Saved entries:

--*--

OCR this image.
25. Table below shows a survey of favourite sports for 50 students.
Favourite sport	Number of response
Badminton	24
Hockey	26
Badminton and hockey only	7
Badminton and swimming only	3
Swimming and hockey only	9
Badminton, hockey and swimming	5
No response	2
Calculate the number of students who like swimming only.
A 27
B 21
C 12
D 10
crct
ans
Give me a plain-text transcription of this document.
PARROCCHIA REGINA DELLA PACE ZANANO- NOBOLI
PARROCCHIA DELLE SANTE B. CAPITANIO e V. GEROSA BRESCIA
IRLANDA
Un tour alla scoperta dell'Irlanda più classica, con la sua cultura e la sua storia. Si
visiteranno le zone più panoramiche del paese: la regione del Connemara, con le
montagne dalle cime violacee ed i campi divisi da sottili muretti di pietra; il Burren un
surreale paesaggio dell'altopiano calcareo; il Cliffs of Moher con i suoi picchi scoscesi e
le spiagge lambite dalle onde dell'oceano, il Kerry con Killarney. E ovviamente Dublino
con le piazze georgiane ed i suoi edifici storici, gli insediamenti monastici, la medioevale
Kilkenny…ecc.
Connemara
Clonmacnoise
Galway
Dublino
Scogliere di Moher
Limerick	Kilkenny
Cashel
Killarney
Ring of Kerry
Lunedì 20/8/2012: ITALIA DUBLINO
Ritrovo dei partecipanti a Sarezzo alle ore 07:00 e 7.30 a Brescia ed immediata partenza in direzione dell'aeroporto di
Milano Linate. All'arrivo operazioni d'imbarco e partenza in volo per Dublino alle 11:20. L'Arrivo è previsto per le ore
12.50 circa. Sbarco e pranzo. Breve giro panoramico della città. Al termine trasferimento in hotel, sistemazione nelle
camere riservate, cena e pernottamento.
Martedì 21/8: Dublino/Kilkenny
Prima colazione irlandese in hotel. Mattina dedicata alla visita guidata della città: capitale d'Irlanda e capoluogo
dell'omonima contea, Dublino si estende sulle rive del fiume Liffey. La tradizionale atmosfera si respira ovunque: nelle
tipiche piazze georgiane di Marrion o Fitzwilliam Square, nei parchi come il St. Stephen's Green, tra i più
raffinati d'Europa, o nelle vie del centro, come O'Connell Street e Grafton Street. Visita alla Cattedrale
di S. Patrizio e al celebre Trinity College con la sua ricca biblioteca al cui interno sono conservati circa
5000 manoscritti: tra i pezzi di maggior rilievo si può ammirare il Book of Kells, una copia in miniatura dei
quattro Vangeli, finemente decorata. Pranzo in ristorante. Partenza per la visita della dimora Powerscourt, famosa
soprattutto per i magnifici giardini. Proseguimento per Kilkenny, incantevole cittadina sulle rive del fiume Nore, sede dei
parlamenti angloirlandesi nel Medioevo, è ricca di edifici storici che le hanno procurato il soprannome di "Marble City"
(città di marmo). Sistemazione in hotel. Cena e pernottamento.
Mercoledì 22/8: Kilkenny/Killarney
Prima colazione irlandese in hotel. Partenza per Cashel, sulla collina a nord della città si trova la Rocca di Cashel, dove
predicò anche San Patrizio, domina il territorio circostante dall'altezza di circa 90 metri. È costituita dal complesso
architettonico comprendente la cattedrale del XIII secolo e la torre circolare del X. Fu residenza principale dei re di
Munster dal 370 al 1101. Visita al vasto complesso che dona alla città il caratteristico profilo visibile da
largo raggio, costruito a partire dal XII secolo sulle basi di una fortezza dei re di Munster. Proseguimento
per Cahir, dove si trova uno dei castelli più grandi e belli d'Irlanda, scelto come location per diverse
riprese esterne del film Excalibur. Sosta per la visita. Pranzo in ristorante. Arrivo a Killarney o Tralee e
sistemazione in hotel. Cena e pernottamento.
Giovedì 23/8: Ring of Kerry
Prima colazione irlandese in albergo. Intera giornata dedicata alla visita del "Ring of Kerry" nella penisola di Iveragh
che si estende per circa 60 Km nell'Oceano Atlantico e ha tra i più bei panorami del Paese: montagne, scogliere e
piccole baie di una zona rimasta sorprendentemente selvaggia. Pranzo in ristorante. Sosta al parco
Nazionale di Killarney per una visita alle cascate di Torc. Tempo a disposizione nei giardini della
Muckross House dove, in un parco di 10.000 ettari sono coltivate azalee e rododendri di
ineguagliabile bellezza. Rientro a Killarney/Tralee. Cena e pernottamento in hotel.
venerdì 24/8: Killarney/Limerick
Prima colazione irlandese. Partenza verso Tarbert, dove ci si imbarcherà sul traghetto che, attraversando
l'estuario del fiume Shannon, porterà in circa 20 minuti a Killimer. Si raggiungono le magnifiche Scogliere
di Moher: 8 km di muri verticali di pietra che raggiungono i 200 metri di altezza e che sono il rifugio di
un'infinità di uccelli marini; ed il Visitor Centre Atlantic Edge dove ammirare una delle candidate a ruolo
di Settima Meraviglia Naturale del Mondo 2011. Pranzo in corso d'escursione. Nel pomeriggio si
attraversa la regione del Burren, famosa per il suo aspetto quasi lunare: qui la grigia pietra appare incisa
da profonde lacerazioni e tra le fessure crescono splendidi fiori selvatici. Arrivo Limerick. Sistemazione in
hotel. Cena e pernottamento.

--*--

# WORK TO BE COMPLETED
Working from the listing above, pick out every line that has "parco" and copy it.

# REPLY
piccole baie di una zona rimasta sorprendentemente selvaggia. Pranzo in ristorante. Sosta al parco
Muckross House dove, in un parco di 10.000 ettari sono coltivate azalee e rododendri di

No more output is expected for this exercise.